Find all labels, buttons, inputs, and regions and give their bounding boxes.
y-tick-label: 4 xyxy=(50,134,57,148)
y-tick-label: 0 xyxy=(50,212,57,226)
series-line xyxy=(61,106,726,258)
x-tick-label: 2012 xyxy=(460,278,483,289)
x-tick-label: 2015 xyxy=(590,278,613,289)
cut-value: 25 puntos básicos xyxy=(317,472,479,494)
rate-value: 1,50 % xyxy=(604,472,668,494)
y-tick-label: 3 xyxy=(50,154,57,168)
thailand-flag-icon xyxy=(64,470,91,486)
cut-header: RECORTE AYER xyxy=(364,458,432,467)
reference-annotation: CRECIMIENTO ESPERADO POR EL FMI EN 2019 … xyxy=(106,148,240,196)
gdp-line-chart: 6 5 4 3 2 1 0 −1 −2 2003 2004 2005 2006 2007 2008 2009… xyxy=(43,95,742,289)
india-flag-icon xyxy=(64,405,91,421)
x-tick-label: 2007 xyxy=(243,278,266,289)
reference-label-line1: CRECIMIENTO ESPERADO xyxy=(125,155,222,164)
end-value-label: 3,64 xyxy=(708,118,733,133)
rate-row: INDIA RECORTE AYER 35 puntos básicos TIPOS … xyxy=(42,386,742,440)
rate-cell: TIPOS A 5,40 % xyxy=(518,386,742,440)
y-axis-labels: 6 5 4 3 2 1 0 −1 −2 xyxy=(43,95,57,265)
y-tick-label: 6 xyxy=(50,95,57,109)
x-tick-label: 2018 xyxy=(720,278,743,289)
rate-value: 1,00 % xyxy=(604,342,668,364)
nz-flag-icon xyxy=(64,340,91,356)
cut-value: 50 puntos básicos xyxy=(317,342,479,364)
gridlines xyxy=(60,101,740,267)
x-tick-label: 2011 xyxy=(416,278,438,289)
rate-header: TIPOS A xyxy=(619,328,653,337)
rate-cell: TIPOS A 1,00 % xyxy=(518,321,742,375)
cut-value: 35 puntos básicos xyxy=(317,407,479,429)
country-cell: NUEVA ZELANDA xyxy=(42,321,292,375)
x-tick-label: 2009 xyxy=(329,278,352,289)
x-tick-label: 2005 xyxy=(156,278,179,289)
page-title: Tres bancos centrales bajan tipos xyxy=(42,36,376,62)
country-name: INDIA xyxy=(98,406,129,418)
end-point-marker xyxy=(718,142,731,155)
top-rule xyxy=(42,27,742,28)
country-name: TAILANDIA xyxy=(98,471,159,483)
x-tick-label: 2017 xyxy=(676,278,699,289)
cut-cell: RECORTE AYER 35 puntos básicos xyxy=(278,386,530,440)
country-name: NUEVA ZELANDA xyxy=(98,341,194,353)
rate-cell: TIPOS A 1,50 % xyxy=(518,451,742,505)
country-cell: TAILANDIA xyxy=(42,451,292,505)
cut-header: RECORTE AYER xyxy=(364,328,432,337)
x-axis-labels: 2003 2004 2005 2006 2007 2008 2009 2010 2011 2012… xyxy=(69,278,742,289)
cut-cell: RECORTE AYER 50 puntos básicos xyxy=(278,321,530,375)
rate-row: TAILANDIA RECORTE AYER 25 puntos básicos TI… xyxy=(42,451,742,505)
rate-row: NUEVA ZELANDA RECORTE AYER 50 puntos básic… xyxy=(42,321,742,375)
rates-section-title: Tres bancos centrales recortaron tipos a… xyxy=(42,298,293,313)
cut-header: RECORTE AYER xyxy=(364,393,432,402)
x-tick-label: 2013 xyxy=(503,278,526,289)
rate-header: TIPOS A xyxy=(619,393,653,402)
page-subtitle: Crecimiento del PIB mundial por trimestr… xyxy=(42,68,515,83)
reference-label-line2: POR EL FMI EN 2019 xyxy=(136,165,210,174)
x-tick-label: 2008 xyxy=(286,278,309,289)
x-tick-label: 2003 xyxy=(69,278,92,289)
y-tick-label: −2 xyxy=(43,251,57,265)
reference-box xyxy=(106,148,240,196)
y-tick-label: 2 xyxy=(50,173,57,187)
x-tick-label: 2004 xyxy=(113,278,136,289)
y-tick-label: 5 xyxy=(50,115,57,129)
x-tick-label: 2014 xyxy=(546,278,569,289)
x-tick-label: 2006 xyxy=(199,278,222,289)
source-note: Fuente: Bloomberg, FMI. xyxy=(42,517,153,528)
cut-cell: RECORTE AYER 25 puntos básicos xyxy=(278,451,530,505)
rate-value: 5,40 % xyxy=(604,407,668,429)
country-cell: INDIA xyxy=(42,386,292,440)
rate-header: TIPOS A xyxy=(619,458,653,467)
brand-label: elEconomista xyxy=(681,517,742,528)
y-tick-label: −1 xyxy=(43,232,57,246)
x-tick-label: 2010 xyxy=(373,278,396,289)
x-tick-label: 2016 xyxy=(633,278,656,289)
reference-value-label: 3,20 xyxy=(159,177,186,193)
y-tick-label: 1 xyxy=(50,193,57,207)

§ Deine Aufgabe: Schreibe sämtliche Zeilen der Datensätze oben wortgetreu und vollständig ab.

§ Gelöste Aufgabe:
Find all labels, buttons, inputs, and regions and give their bounding boxes.
y-tick-label: 4 xyxy=(50,134,57,148)
y-tick-label: 0 xyxy=(50,212,57,226)
series-line xyxy=(61,106,726,258)
x-tick-label: 2012 xyxy=(460,278,483,289)
x-tick-label: 2015 xyxy=(590,278,613,289)
cut-value: 25 puntos básicos xyxy=(317,472,479,494)
rate-value: 1,50 % xyxy=(604,472,668,494)
y-tick-label: 3 xyxy=(50,154,57,168)
thailand-flag-icon xyxy=(64,470,91,486)
cut-header: RECORTE AYER xyxy=(364,458,432,467)
reference-annotation: CRECIMIENTO ESPERADO POR EL FMI EN 2019 … xyxy=(106,148,240,196)
gdp-line-chart: 6 5 4 3 2 1 0 −1 −2 2003 2004 2005 2006 2007 2008 2009… xyxy=(43,95,742,289)
india-flag-icon xyxy=(64,405,91,421)
x-tick-label: 2007 xyxy=(243,278,266,289)
reference-label-line1: CRECIMIENTO ESPERADO xyxy=(125,155,222,164)
end-value-label: 3,64 xyxy=(708,118,733,133)
rate-row: INDIA RECORTE AYER 35 puntos básicos TIPOS … xyxy=(42,386,742,440)
rate-cell: TIPOS A 5,40 % xyxy=(518,386,742,440)
y-axis-labels: 6 5 4 3 2 1 0 −1 −2 xyxy=(43,95,57,265)
y-tick-label: 6 xyxy=(50,95,57,109)
x-tick-label: 2018 xyxy=(720,278,743,289)
rate-value: 1,00 % xyxy=(604,342,668,364)
nz-flag-icon xyxy=(64,340,91,356)
cut-value: 50 puntos básicos xyxy=(317,342,479,364)
gridlines xyxy=(60,101,740,267)
x-tick-label: 2011 xyxy=(416,278,438,289)
rate-header: TIPOS A xyxy=(619,328,653,337)
rate-cell: TIPOS A 1,00 % xyxy=(518,321,742,375)
cut-value: 35 puntos básicos xyxy=(317,407,479,429)
country-cell: NUEVA ZELANDA xyxy=(42,321,292,375)
x-tick-label: 2009 xyxy=(329,278,352,289)
x-tick-label: 2005 xyxy=(156,278,179,289)
page-title: Tres bancos centrales bajan tipos xyxy=(42,36,376,62)
country-name: INDIA xyxy=(98,406,129,418)
end-point-marker xyxy=(718,142,731,155)
top-rule xyxy=(42,27,742,28)
country-name: TAILANDIA xyxy=(98,471,159,483)
x-tick-label: 2017 xyxy=(676,278,699,289)
cut-cell: RECORTE AYER 35 puntos básicos xyxy=(278,386,530,440)
country-name: NUEVA ZELANDA xyxy=(98,341,194,353)
rate-cell: TIPOS A 1,50 % xyxy=(518,451,742,505)
country-cell: TAILANDIA xyxy=(42,451,292,505)
cut-header: RECORTE AYER xyxy=(364,328,432,337)
x-axis-labels: 2003 2004 2005 2006 2007 2008 2009 2010 2011 2012… xyxy=(69,278,742,289)
cut-cell: RECORTE AYER 50 puntos básicos xyxy=(278,321,530,375)
rate-row: TAILANDIA RECORTE AYER 25 puntos básicos TI… xyxy=(42,451,742,505)
rate-row: NUEVA ZELANDA RECORTE AYER 50 puntos básic… xyxy=(42,321,742,375)
rates-section-title: Tres bancos centrales recortaron tipos a… xyxy=(42,298,293,313)
cut-header: RECORTE AYER xyxy=(364,393,432,402)
x-tick-label: 2013 xyxy=(503,278,526,289)
rate-header: TIPOS A xyxy=(619,393,653,402)
page-subtitle: Crecimiento del PIB mundial por trimestr… xyxy=(42,68,515,83)
reference-label-line2: POR EL FMI EN 2019 xyxy=(136,165,210,174)
x-tick-label: 2008 xyxy=(286,278,309,289)
x-tick-label: 2003 xyxy=(69,278,92,289)
y-tick-label: −2 xyxy=(43,251,57,265)
reference-box xyxy=(106,148,240,196)
y-tick-label: 2 xyxy=(50,173,57,187)
x-tick-label: 2004 xyxy=(113,278,136,289)
y-tick-label: 5 xyxy=(50,115,57,129)
x-tick-label: 2014 xyxy=(546,278,569,289)
x-tick-label: 2006 xyxy=(199,278,222,289)
source-note: Fuente: Bloomberg, FMI. xyxy=(42,517,153,528)
cut-cell: RECORTE AYER 25 puntos básicos xyxy=(278,451,530,505)
rate-value: 5,40 % xyxy=(604,407,668,429)
country-cell: INDIA xyxy=(42,386,292,440)
rate-header: TIPOS A xyxy=(619,458,653,467)
brand-label: elEconomista xyxy=(681,517,742,528)
y-tick-label: −1 xyxy=(43,232,57,246)
x-tick-label: 2010 xyxy=(373,278,396,289)
x-tick-label: 2016 xyxy=(633,278,656,289)
reference-value-label: 3,20 xyxy=(159,177,186,193)
y-tick-label: 1 xyxy=(50,193,57,207)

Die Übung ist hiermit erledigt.